--- Start The records ---
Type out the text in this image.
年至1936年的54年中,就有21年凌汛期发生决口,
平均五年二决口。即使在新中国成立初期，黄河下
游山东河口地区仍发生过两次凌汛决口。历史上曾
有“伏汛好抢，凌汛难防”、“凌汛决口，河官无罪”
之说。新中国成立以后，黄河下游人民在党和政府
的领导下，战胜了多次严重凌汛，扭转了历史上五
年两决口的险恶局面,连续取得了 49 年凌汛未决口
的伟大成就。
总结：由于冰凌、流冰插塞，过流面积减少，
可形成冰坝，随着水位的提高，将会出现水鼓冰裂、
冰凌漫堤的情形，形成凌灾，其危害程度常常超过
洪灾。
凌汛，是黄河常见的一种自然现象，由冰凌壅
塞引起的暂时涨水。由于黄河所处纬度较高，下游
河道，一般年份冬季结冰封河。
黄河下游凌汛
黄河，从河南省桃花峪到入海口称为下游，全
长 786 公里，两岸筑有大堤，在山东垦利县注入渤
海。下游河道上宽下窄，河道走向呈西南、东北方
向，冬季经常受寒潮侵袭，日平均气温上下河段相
--- End The records ---
* Prompt *
Repeat the entries shown above, every one, word for word.

* Task result *
Type out the text in this image.
年至1936年的54年中,就有21年凌汛期发生决口,
平均五年二决口。即使在新中国成立初期，黄河下
游山东河口地区仍发生过两次凌汛决口。历史上曾
有“伏汛好抢，凌汛难防”、“凌汛决口，河官无罪”
之说。新中国成立以后，黄河下游人民在党和政府
的领导下，战胜了多次严重凌汛，扭转了历史上五
年两决口的险恶局面,连续取得了 49 年凌汛未决口
的伟大成就。
总结：由于冰凌、流冰插塞，过流面积减少，
可形成冰坝，随着水位的提高，将会出现水鼓冰裂、
冰凌漫堤的情形，形成凌灾，其危害程度常常超过
洪灾。
凌汛，是黄河常见的一种自然现象，由冰凌壅
塞引起的暂时涨水。由于黄河所处纬度较高，下游
河道，一般年份冬季结冰封河。
黄河下游凌汛
黄河，从河南省桃花峪到入海口称为下游，全
长 786 公里，两岸筑有大堤，在山东垦利县注入渤
海。下游河道上宽下窄，河道走向呈西南、东北方
向，冬季经常受寒潮侵袭，日平均气温上下河段相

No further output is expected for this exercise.